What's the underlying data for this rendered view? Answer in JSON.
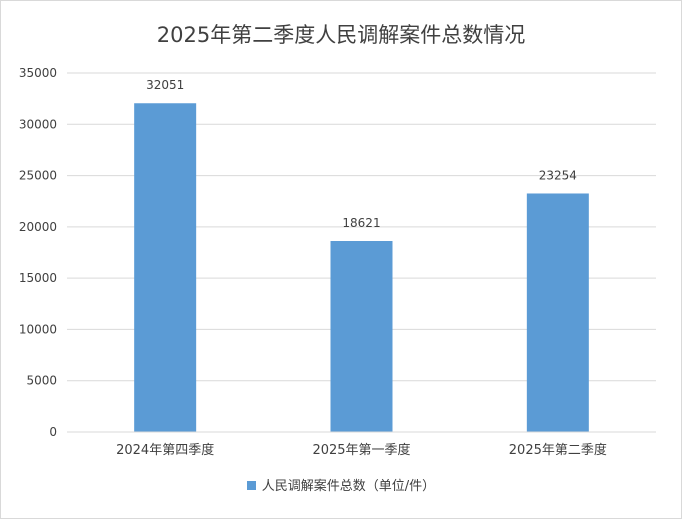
{
  "chart_data": {
    "type": "bar",
    "title": "2025年第二季度人民调解案件总数情况",
    "categories": [
      "2024年第四季度",
      "2025年第一季度",
      "2025年第二季度"
    ],
    "series": [
      {
        "name": "人民调解案件总数（单位/件）",
        "values": [
          32051,
          18621,
          23254
        ]
      }
    ],
    "ylim": [
      0,
      35000
    ],
    "yticks": [
      0,
      5000,
      10000,
      15000,
      20000,
      25000,
      30000,
      35000
    ],
    "grid": true,
    "legend_position": "bottom",
    "bar_color": "#5b9bd5"
  }
}
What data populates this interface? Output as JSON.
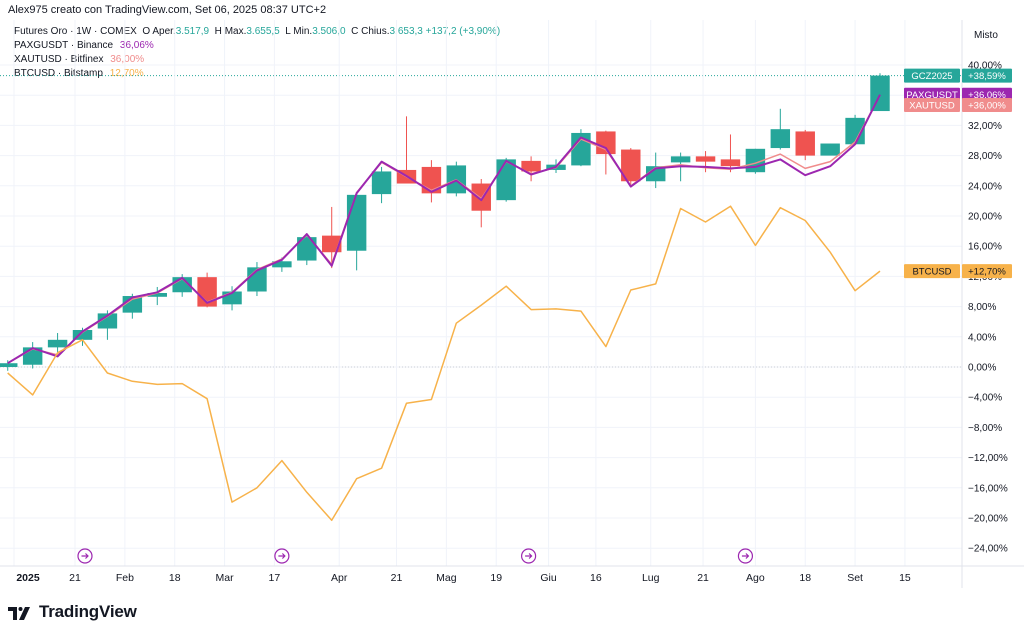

What to do. Repeat the entries exactly and keep the pictures out of the copy.

Exercise response.
What's the underlying data for this rendered view? Answer in JSON.
{
  "chart_data": {
    "type": "bar",
    "title": "2025年第二季度人民调解案件总数情况",
    "categories": [
      "2024年第四季度",
      "2025年第一季度",
      "2025年第二季度"
    ],
    "series": [
      {
        "name": "人民调解案件总数（单位/件）",
        "values": [
          32051,
          18621,
          23254
        ]
      }
    ],
    "ylim": [
      0,
      35000
    ],
    "yticks": [
      0,
      5000,
      10000,
      15000,
      20000,
      25000,
      30000,
      35000
    ],
    "grid": true,
    "legend_position": "bottom",
    "bar_color": "#5b9bd5"
  }
}
What data populates this interface? Output as JSON.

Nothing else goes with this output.